[begin MATERIAL FOR THIS TASK]

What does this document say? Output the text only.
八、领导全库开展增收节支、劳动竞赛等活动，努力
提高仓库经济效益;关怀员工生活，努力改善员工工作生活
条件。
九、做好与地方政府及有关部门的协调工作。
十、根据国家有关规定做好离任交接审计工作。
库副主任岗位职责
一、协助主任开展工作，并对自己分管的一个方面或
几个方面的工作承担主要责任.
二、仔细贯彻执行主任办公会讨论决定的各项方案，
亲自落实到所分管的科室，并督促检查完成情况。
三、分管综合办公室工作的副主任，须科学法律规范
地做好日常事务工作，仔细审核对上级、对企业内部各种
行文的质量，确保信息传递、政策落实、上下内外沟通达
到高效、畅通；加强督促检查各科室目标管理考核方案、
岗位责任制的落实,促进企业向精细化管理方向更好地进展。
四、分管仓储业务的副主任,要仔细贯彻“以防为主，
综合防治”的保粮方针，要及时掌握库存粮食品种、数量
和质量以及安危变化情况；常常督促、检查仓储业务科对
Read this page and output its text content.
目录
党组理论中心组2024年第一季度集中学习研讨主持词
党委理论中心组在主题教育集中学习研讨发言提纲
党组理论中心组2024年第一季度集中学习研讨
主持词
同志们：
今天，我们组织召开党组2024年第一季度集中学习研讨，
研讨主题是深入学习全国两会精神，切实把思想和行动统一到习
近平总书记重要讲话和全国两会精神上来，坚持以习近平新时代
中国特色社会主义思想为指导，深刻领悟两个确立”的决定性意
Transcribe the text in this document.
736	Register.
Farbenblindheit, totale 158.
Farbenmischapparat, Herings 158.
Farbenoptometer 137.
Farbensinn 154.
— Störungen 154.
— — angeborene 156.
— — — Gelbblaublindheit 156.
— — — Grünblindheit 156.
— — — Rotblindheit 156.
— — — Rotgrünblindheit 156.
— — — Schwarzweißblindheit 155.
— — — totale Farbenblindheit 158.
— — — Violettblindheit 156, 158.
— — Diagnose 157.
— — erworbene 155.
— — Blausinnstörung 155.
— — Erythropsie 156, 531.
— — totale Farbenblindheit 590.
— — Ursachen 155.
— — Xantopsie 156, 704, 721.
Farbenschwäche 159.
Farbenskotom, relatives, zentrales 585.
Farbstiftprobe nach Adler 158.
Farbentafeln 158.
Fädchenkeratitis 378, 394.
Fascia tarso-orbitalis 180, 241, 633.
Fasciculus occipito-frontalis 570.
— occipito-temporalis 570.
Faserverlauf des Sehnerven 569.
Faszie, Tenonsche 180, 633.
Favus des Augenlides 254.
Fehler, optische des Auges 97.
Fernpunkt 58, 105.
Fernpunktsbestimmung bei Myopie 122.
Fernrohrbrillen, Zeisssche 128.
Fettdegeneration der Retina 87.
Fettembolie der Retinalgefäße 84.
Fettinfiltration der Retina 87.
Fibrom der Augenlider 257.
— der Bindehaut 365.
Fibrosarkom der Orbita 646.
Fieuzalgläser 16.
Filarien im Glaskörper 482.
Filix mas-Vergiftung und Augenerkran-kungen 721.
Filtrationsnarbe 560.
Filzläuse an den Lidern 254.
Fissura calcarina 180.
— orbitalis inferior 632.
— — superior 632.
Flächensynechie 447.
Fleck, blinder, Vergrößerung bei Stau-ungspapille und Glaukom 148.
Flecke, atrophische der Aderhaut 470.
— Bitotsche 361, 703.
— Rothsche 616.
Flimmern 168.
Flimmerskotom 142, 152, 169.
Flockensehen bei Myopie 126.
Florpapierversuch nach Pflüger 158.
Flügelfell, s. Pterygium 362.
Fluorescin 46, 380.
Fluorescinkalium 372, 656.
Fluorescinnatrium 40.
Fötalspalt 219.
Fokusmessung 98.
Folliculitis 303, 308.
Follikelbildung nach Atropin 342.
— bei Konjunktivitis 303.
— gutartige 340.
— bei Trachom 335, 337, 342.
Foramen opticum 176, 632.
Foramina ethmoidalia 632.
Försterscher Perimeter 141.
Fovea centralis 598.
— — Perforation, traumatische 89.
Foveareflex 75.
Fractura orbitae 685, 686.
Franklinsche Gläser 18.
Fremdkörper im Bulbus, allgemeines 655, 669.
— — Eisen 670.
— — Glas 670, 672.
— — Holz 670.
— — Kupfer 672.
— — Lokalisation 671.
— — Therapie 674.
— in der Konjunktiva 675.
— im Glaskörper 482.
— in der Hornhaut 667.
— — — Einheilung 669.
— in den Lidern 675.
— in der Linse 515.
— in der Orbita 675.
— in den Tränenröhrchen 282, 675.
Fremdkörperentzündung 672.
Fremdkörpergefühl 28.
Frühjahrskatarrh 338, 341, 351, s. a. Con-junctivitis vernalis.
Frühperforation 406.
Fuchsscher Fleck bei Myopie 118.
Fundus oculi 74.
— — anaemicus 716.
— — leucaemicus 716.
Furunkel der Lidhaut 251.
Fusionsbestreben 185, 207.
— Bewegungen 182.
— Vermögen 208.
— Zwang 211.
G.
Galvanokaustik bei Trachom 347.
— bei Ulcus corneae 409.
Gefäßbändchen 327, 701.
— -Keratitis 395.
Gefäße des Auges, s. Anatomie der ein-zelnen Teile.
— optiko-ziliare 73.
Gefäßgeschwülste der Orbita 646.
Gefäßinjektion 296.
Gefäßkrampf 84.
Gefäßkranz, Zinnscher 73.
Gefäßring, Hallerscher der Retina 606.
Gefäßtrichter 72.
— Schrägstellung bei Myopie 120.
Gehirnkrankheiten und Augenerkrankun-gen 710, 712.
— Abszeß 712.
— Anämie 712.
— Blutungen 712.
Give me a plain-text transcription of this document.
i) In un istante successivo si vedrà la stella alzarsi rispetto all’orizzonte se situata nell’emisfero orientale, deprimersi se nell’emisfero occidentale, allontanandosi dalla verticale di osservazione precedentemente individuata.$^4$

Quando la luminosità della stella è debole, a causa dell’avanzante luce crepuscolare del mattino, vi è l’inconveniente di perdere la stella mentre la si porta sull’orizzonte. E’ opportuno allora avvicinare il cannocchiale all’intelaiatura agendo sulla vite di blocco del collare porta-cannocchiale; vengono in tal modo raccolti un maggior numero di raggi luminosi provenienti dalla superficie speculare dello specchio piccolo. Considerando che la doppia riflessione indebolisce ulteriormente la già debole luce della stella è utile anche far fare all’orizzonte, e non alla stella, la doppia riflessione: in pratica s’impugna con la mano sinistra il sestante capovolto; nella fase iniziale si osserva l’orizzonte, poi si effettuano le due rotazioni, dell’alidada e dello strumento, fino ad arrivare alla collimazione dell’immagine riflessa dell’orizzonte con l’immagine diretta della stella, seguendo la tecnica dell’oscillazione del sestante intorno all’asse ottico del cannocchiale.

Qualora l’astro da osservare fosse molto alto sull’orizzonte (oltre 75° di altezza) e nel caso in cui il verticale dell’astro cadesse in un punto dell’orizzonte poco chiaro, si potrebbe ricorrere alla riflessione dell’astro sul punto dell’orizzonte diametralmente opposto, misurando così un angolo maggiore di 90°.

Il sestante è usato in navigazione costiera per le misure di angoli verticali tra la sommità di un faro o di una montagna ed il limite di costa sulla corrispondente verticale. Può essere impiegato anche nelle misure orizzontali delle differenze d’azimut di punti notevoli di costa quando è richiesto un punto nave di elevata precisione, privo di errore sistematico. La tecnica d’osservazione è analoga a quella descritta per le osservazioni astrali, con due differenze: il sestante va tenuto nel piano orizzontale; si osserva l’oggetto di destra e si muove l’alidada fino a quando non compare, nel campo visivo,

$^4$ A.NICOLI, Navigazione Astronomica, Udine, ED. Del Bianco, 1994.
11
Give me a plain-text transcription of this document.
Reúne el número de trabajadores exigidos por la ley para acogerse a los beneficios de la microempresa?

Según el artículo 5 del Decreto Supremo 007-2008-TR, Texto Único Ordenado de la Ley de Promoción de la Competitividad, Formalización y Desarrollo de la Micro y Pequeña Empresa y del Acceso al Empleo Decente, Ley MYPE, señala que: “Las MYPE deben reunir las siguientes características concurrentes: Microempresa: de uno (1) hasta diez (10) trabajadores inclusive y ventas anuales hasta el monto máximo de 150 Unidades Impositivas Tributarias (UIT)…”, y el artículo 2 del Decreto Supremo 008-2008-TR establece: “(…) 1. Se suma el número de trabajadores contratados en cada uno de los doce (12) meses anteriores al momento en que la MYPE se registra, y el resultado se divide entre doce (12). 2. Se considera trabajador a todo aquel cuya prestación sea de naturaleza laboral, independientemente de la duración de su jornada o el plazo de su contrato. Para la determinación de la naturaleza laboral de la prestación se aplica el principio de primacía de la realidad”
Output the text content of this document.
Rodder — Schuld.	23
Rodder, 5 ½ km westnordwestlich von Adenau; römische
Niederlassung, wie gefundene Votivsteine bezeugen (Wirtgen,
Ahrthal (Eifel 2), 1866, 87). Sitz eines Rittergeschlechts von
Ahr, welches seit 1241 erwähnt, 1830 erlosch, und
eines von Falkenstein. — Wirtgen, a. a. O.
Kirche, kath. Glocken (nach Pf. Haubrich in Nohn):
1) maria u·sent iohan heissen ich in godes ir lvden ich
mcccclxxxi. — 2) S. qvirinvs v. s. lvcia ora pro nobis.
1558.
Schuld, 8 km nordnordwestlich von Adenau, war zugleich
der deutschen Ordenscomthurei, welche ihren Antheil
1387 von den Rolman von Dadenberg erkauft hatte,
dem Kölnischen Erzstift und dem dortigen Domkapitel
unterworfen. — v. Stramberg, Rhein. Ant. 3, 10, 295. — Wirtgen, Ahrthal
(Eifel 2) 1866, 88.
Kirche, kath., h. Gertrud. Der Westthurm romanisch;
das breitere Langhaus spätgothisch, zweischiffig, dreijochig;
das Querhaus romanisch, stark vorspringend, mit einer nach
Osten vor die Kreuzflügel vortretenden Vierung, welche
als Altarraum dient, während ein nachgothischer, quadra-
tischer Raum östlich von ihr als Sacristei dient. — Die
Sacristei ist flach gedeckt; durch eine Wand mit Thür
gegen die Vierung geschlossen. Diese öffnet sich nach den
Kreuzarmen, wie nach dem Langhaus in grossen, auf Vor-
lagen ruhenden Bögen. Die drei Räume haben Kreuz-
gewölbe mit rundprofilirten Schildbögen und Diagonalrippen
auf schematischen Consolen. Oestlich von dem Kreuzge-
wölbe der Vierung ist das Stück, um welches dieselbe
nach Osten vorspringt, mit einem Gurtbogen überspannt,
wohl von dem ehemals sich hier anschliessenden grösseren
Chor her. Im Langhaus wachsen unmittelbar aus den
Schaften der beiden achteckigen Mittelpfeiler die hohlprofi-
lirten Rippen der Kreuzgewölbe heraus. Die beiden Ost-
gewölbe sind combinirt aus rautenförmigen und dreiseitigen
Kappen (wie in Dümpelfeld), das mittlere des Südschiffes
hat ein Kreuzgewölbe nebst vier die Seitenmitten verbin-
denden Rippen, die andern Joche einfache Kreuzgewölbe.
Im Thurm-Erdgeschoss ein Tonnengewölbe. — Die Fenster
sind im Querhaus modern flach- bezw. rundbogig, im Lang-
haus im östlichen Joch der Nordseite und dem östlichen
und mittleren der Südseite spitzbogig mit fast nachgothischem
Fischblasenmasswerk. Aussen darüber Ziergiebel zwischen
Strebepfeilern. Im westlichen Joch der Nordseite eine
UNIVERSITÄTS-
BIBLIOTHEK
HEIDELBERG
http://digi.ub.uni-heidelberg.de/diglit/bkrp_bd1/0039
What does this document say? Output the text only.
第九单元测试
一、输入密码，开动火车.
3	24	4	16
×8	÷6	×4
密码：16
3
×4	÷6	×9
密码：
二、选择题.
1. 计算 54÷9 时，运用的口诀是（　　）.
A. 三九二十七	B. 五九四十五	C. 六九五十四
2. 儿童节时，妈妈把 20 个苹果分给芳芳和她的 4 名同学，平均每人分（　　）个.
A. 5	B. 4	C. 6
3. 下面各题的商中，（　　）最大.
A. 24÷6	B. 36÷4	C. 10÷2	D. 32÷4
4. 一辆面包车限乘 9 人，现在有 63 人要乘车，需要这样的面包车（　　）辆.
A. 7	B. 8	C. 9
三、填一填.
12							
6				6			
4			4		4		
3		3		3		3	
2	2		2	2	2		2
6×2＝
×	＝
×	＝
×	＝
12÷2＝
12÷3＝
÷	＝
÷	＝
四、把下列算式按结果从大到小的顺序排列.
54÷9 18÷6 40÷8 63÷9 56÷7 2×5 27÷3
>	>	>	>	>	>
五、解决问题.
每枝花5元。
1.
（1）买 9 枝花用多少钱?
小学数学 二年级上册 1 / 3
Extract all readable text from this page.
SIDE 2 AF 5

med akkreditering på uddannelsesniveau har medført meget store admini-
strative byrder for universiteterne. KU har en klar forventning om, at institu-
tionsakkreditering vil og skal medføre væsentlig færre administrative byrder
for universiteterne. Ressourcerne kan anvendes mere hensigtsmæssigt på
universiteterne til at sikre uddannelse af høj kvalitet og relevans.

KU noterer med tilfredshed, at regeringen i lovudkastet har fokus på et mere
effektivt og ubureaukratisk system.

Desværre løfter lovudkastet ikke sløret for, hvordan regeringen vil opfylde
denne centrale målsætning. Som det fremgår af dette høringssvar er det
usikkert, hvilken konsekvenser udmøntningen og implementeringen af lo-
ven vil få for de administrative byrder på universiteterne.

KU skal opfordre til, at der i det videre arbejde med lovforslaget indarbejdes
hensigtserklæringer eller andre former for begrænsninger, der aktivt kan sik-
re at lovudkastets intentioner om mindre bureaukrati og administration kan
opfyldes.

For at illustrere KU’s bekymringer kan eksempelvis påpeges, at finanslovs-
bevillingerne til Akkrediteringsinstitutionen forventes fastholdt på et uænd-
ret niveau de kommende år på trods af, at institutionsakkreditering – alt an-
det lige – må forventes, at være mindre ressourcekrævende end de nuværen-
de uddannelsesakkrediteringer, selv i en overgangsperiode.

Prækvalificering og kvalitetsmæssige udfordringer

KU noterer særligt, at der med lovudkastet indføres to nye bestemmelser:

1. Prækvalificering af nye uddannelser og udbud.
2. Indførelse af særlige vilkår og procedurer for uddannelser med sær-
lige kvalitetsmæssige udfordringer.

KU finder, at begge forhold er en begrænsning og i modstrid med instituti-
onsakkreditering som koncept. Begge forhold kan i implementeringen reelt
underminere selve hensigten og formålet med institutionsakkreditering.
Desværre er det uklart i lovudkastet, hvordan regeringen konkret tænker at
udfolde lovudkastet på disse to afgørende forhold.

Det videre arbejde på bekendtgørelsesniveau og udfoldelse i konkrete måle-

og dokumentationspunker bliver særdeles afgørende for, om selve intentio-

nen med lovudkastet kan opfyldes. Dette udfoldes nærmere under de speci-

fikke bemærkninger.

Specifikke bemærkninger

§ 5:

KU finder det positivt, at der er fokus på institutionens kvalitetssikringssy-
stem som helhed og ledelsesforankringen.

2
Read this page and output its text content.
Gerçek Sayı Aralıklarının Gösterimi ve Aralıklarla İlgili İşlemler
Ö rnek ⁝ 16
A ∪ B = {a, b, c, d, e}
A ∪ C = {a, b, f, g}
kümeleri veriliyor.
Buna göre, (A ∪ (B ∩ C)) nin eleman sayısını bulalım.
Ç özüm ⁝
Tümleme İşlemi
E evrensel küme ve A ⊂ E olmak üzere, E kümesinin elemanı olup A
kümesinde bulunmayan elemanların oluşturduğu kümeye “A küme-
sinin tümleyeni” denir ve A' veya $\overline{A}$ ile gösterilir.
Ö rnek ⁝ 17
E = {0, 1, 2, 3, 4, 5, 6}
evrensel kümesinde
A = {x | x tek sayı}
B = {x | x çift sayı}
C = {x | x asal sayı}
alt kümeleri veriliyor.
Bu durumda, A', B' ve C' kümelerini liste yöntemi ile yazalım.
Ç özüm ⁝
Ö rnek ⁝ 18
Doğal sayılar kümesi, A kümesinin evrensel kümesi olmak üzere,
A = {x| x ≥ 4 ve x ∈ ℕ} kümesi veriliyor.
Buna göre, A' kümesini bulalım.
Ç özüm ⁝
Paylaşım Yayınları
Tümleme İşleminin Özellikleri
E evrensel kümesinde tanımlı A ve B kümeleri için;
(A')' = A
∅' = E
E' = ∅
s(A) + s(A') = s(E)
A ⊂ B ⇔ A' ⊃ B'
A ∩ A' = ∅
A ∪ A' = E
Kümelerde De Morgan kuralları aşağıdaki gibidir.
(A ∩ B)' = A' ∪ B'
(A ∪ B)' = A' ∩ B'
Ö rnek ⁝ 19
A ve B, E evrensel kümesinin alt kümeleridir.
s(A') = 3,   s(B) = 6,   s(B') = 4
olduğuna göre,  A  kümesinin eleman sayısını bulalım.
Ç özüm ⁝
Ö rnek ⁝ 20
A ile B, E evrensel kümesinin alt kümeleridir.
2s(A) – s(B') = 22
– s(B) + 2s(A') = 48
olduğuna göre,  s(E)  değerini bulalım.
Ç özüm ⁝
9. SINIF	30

[end MATERIAL FOR THIS TASK]

_EXERCISE:_ Search the records above for the string "uddannelser". Copy every line that contains it.

_IN RESPONSE:_
1. Prækvalificering af nye uddannelser og udbud.
2. Indførelse af særlige vilkår og procedurer for uddannelser med sær-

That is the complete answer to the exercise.